━━━ SOURCE MATERIAL
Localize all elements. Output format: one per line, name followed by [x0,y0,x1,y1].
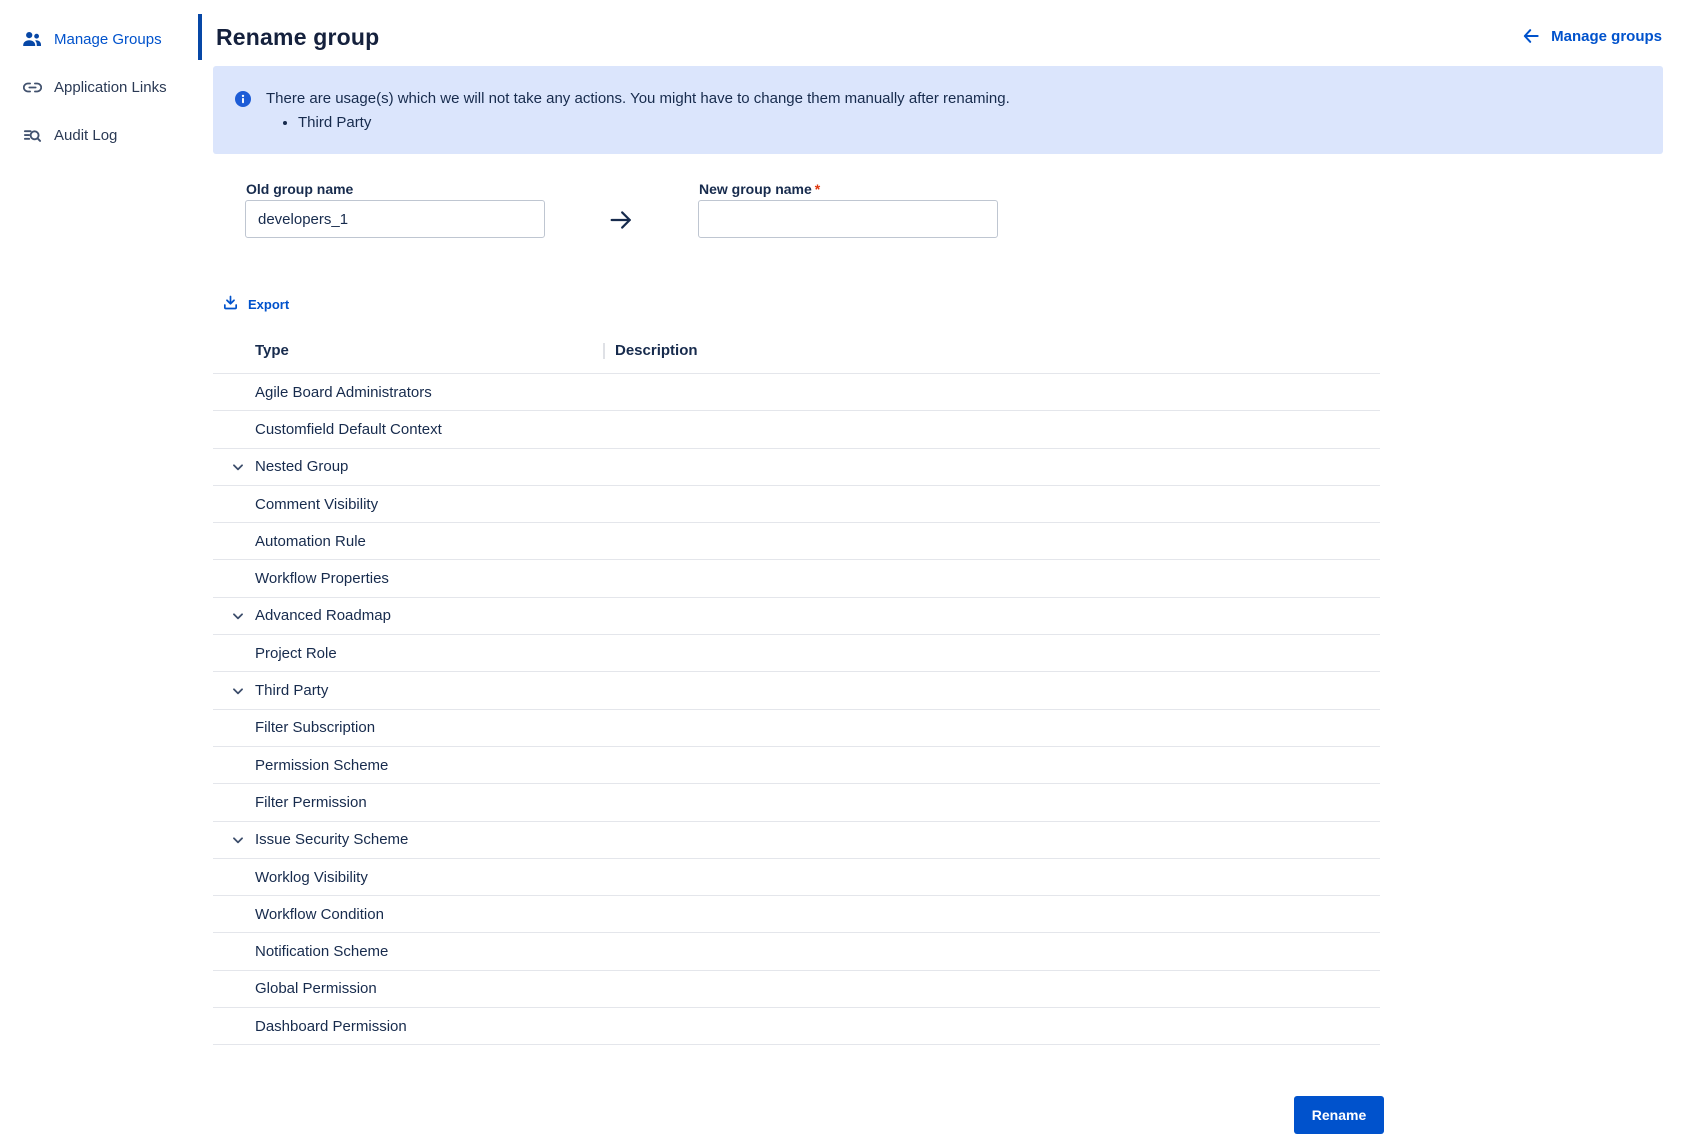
row-type-cell: Nested Group [213,458,603,475]
banner-message: There are usage(s) which we will not tak… [266,90,1010,107]
table-row: Agile Board Administrators [213,374,1380,411]
sidebar-item-application-links[interactable]: Application Links [0,70,198,104]
page-title-block: Rename group [198,14,379,60]
info-icon [235,91,251,107]
link-icon [22,77,42,97]
row-type-cell: Permission Scheme [213,757,603,774]
row-type-cell: Workflow Condition [213,906,603,923]
new-group-name-input[interactable] [698,200,998,238]
table-row: Permission Scheme [213,747,1380,784]
row-type-cell: Filter Permission [213,794,603,811]
required-asterisk: * [815,181,820,197]
back-link-label: Manage groups [1551,28,1662,45]
export-label: Export [248,297,289,312]
table-row: Project Role [213,635,1380,672]
row-type-cell: Notification Scheme [213,943,603,960]
table-row: Comment Visibility [213,486,1380,523]
sidebar-item-label: Manage Groups [54,31,162,48]
banner-usage-list: Third Party [298,112,371,131]
usage-table: Type Description Agile Board Administrat… [213,328,1380,1045]
sidebar-item-audit-log[interactable]: Audit Log [0,118,198,152]
table-row: Worklog Visibility [213,859,1380,896]
page-title: Rename group [216,24,379,51]
chevron-down-icon[interactable] [228,598,248,634]
sidebar-item-manage-groups[interactable]: Manage Groups [0,22,198,56]
column-header-type: Type [213,342,603,359]
table-row: Notification Scheme [213,933,1380,970]
arrow-right-icon [607,206,635,239]
column-header-description: Description [603,342,1380,359]
chevron-down-icon[interactable] [228,822,248,858]
table-row: Customfield Default Context [213,411,1380,448]
download-icon [222,294,239,314]
new-group-name-label: New group name* [699,181,820,197]
table-row: Workflow Condition [213,896,1380,933]
row-type-cell: Customfield Default Context [213,421,603,438]
audit-log-icon [22,125,42,145]
usage-warning-banner: There are usage(s) which we will not tak… [213,66,1663,154]
column-divider [603,343,605,359]
row-type-cell: Advanced Roadmap [213,607,603,624]
back-arrow-icon [1521,26,1541,46]
old-group-name-label: Old group name [246,181,353,197]
row-type-cell: Filter Subscription [213,719,603,736]
row-type-cell: Agile Board Administrators [213,384,603,401]
table-row: Issue Security Scheme [213,822,1380,859]
row-type-cell: Dashboard Permission [213,1018,603,1035]
row-type-cell: Project Role [213,645,603,662]
table-row: Global Permission [213,971,1380,1008]
chevron-down-icon[interactable] [228,449,248,485]
table-row: Dashboard Permission [213,1008,1380,1045]
table-row: Automation Rule [213,523,1380,560]
row-type-cell: Automation Rule [213,533,603,550]
row-type-cell: Third Party [213,682,603,699]
row-type-cell: Worklog Visibility [213,869,603,886]
table-row: Filter Subscription [213,710,1380,747]
rename-button[interactable]: Rename [1294,1096,1384,1134]
table-row: Advanced Roadmap [213,598,1380,635]
table-row: Third Party [213,672,1380,709]
row-type-cell: Global Permission [213,980,603,997]
sidebar-item-label: Application Links [54,79,167,96]
export-button[interactable]: Export [222,294,289,314]
banner-usage-item: Third Party [298,114,371,131]
row-type-cell: Comment Visibility [213,496,603,513]
old-group-name-input[interactable] [245,200,545,238]
back-to-manage-groups-link[interactable]: Manage groups [1521,26,1662,46]
table-row: Nested Group [213,449,1380,486]
row-type-cell: Issue Security Scheme [213,831,603,848]
sidebar-item-label: Audit Log [54,127,117,144]
table-header-row: Type Description [213,328,1380,374]
people-icon [22,29,42,49]
row-type-cell: Workflow Properties [213,570,603,587]
table-row: Workflow Properties [213,560,1380,597]
chevron-down-icon[interactable] [228,672,248,708]
usage-table-body: Agile Board Administrators Customfield D… [213,374,1380,1045]
table-row: Filter Permission [213,784,1380,821]
sidebar: Manage Groups Application Links Audit Lo… [0,0,198,1137]
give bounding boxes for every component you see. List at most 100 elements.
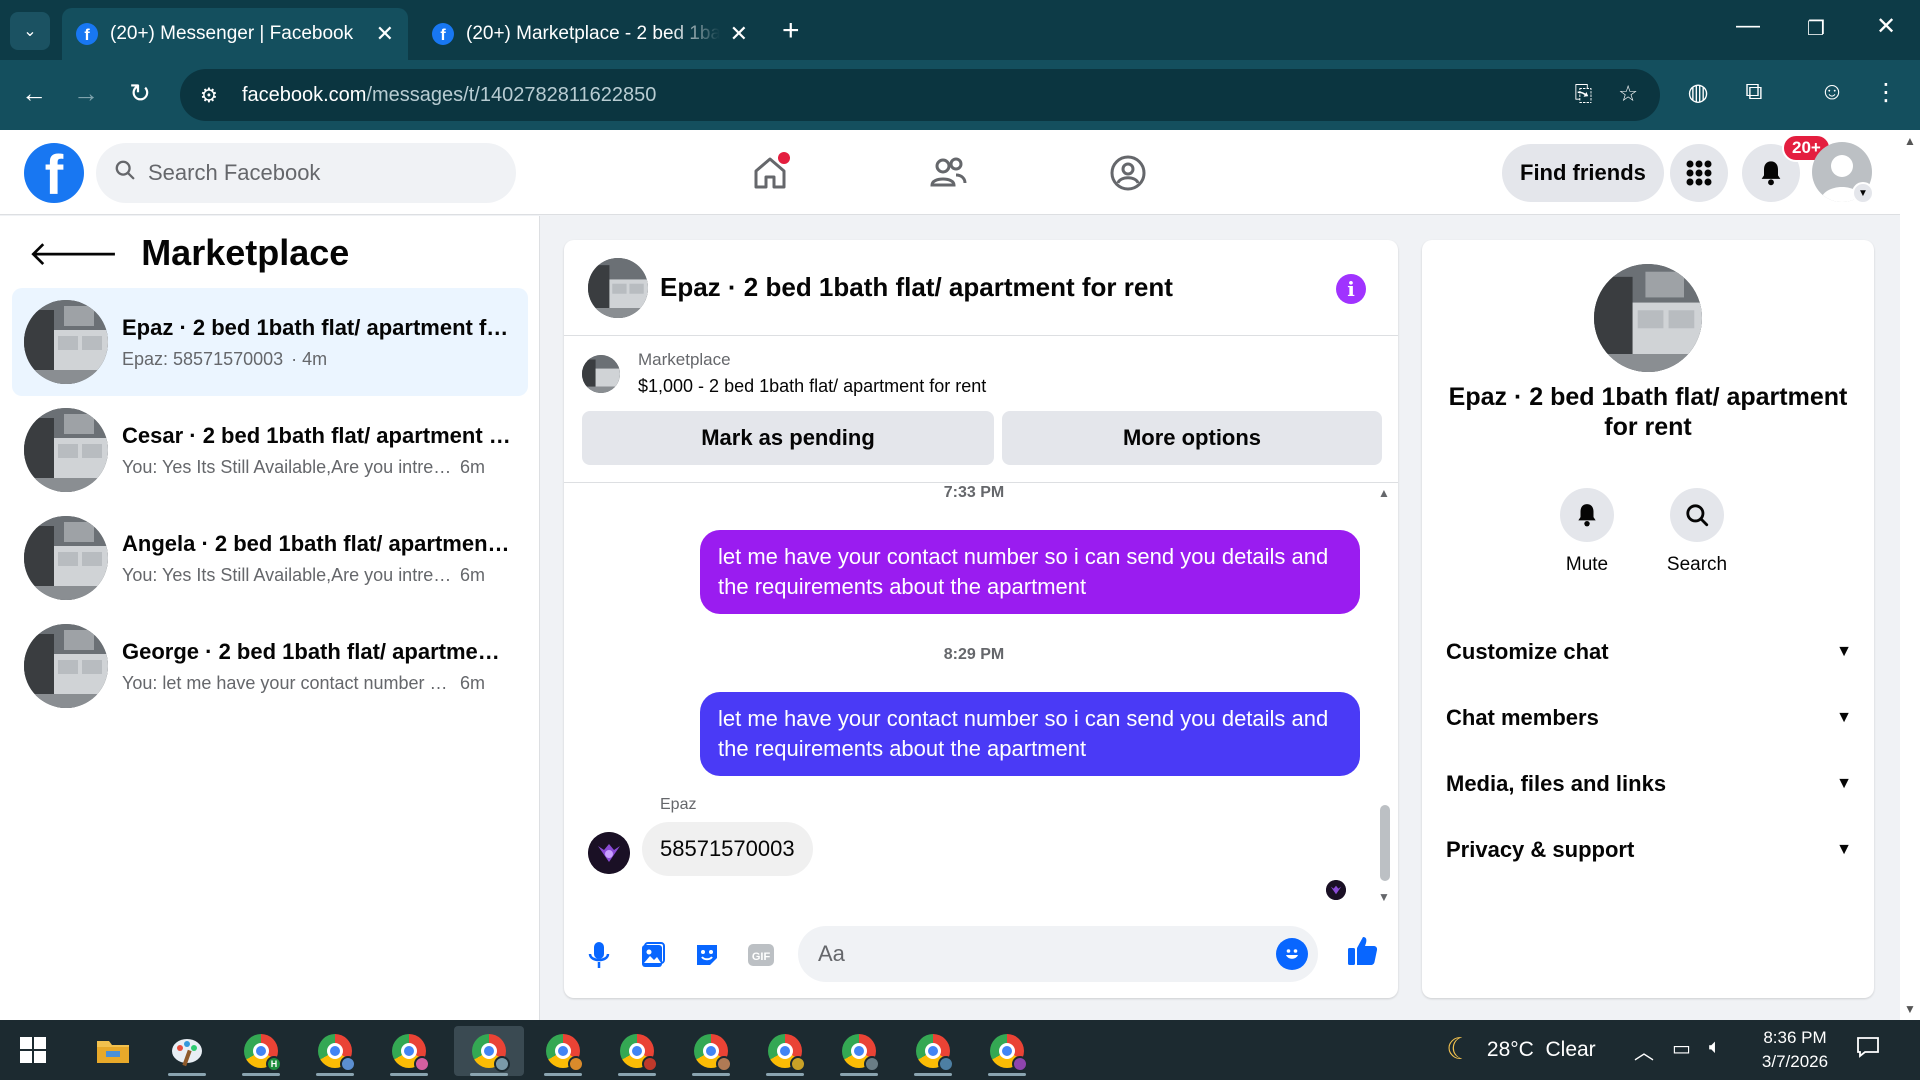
file-explorer-icon[interactable] — [84, 1026, 142, 1076]
chrome-profile-icon[interactable] — [830, 1026, 888, 1076]
back-arrow-icon[interactable]: 🡐 — [28, 233, 119, 274]
conversation-item[interactable]: Epaz · 2 bed 1bath flat/ apartment for r… — [12, 288, 528, 396]
page-scrollbar[interactable]: ▲ ▼ — [1900, 130, 1920, 1020]
conversation-item[interactable]: George · 2 bed 1bath flat/ apartment for… — [12, 612, 528, 720]
chat-avatar[interactable] — [588, 257, 648, 318]
chevron-up-icon[interactable]: ︿ — [1634, 1036, 1654, 1065]
chrome-profile-icon[interactable] — [904, 1026, 962, 1076]
install-app-icon[interactable]: ⎘ — [1575, 81, 1593, 107]
section-label: Media, files and links — [1446, 771, 1667, 796]
site-settings-icon[interactable]: ⚙ — [200, 83, 218, 108]
scroll-down-arrow-icon[interactable]: ▼ — [1378, 890, 1390, 904]
conversation-details-panel: Epaz · 2 bed 1bath flat/ apartment for r… — [1422, 240, 1874, 998]
chrome-profile-icon[interactable] — [682, 1026, 740, 1076]
facebook-logo-icon[interactable]: f — [24, 143, 84, 203]
network-icon[interactable]: ▭ — [1672, 1036, 1691, 1065]
tab-search-button[interactable]: ⌄ — [10, 12, 50, 50]
sent-message-bubble[interactable]: let me have your contact number so i can… — [700, 530, 1360, 614]
tab-close-icon[interactable]: ✕ — [376, 21, 394, 47]
sent-message-bubble[interactable]: let me have your contact number so i can… — [700, 692, 1360, 776]
menu-grid-button[interactable] — [1670, 144, 1728, 202]
find-friends-button[interactable]: Find friends — [1502, 144, 1664, 202]
nav-friends[interactable] — [918, 150, 978, 196]
listing-thumbnail[interactable] — [582, 354, 620, 393]
tab-title: (20+) Marketplace - 2 bed 1bath flat/ ap… — [466, 23, 720, 44]
tab-marketplace[interactable]: f (20+) Marketplace - 2 bed 1bath flat/ … — [418, 8, 762, 60]
tab-close-icon[interactable]: ✕ — [730, 21, 748, 47]
nav-home[interactable] — [740, 150, 800, 196]
sticker-icon[interactable] — [690, 938, 724, 972]
info-icon[interactable]: i — [1336, 274, 1366, 304]
search-facebook-bar[interactable] — [96, 143, 516, 203]
chrome-profile-icon[interactable] — [756, 1026, 814, 1076]
conversation-title: Cesar · 2 bed 1bath flat/ apartment for … — [122, 422, 512, 448]
svg-text:GIF: GIF — [752, 951, 771, 963]
apartment-thumbnail — [24, 408, 108, 492]
facebook-header: f Find friends 20+ ▼ — [0, 130, 1900, 215]
taskbar-clock[interactable]: 8:36 PM 3/7/2026 — [1750, 1026, 1840, 1074]
volume-icon[interactable]: 🔈︎ — [1709, 1036, 1721, 1065]
profile-icon[interactable]: ☺ — [1814, 78, 1850, 106]
search-in-conversation-button[interactable]: Search — [1647, 488, 1747, 576]
system-tray: ︿ ▭ 🔈︎ — [1634, 1036, 1721, 1065]
paint-app-icon[interactable] — [158, 1026, 216, 1076]
gif-icon[interactable]: GIF — [744, 938, 778, 972]
weather-widget[interactable]: ☾ 28°C Clear — [1446, 1032, 1596, 1067]
sender-name: Epaz — [660, 796, 697, 813]
close-window-icon[interactable]: ✕ — [1866, 12, 1906, 41]
new-tab-button[interactable]: + — [782, 14, 800, 48]
chat-members-section[interactable]: Chat members ▼ — [1446, 696, 1852, 740]
chat-scrollbar-thumb[interactable] — [1380, 805, 1390, 881]
bookmark-star-icon[interactable]: ☆ — [1618, 81, 1638, 107]
chrome-profile-icon[interactable] — [306, 1026, 364, 1076]
chevron-down-icon[interactable]: ▼ — [1852, 182, 1874, 204]
extensions-icon[interactable]: ⧉ — [1736, 78, 1772, 106]
message-input[interactable] — [818, 941, 1258, 967]
conversation-item[interactable]: Angela · 2 bed 1bath flat/ apartment for… — [12, 504, 528, 612]
scroll-down-arrow-icon[interactable]: ▼ — [1904, 1002, 1916, 1016]
address-bar[interactable]: ⚙ facebook.com/messages/t/14027828116228… — [180, 69, 1660, 121]
url-text[interactable]: facebook.com/messages/t/1402782811622850 — [242, 84, 656, 107]
chrome-profile-icon[interactable]: H — [232, 1026, 290, 1076]
mark-as-pending-button[interactable]: Mark as pending — [582, 411, 994, 465]
chrome-profile-icon[interactable] — [454, 1026, 524, 1076]
search-facebook-input[interactable] — [148, 160, 488, 186]
back-icon[interactable]: ← — [16, 78, 52, 109]
more-options-button[interactable]: More options — [1002, 411, 1382, 465]
menu-kebab-icon[interactable]: ⋮ — [1868, 78, 1904, 107]
groups-icon — [1110, 155, 1146, 191]
minimize-icon[interactable]: — — [1728, 12, 1768, 40]
conversation-snippet: Epaz: 58571570003 — [122, 348, 284, 369]
thumbs-up-icon[interactable] — [1346, 934, 1380, 968]
mute-button[interactable]: Mute — [1537, 488, 1637, 576]
media-files-links-section[interactable]: Media, files and links ▼ — [1446, 762, 1852, 806]
restore-icon[interactable]: ❐ — [1796, 16, 1836, 41]
received-message-bubble[interactable]: 58571570003 — [642, 822, 813, 876]
chevron-down-icon: ▼ — [1836, 709, 1852, 726]
nav-groups[interactable] — [1098, 150, 1158, 196]
forward-icon[interactable]: → — [68, 78, 104, 109]
message-input-box[interactable] — [798, 926, 1318, 982]
chrome-profile-icon[interactable] — [380, 1026, 438, 1076]
microphone-icon[interactable] — [582, 938, 616, 972]
chrome-profile-icon[interactable] — [534, 1026, 592, 1076]
scroll-up-arrow-icon[interactable]: ▲ — [1904, 134, 1916, 148]
scroll-up-arrow-icon[interactable]: ▲ — [1378, 486, 1390, 500]
reload-icon[interactable]: ↻ — [122, 78, 158, 109]
translate-icon[interactable]: ◍ — [1680, 78, 1716, 107]
privacy-support-section[interactable]: Privacy & support ▼ — [1446, 828, 1852, 872]
tab-messenger[interactable]: f (20+) Messenger | Facebook ✕ — [62, 8, 408, 60]
chrome-profile-icon[interactable] — [978, 1026, 1036, 1076]
conversation-item[interactable]: Cesar · 2 bed 1bath flat/ apartment for … — [12, 396, 528, 504]
customize-chat-section[interactable]: Customize chat ▼ — [1446, 630, 1852, 674]
sender-avatar[interactable] — [588, 832, 630, 874]
conversation-avatar[interactable] — [1594, 264, 1702, 372]
photo-icon[interactable] — [636, 938, 670, 972]
chat-title[interactable]: Epaz · 2 bed 1bath flat/ apartment for r… — [660, 272, 1173, 303]
chrome-profile-icon[interactable] — [608, 1026, 666, 1076]
emoji-icon[interactable] — [1276, 938, 1308, 970]
tab-title: (20+) Messenger | Facebook — [110, 23, 354, 44]
listing-price-title[interactable]: $1,000 - 2 bed 1bath flat/ apartment for… — [638, 376, 986, 397]
windows-start-icon[interactable] — [20, 1037, 46, 1068]
notification-center-icon[interactable] — [1856, 1036, 1880, 1064]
━━━━━━
GIVEN TASK:
Rewrite the lines from the one containing "row-type-cell: Nested Group [213,458,603,475]" through the one containing "row-type-cell: Permission Scheme", swapping "Rename group" for "Edit group" and changing nothing else.

THE REPLY:
row-type-cell: Nested Group [213,458,603,475]
banner-message: There are usage(s) which we will not tak… [266,90,1010,107]
table-row: Agile Board Administrators [213,374,1380,411]
sidebar-item-application-links[interactable]: Application Links [0,70,198,104]
page-title-block: Edit group [198,14,379,60]
info-icon [235,91,251,107]
link-icon [22,77,42,97]
row-type-cell: Permission Scheme [213,757,603,774]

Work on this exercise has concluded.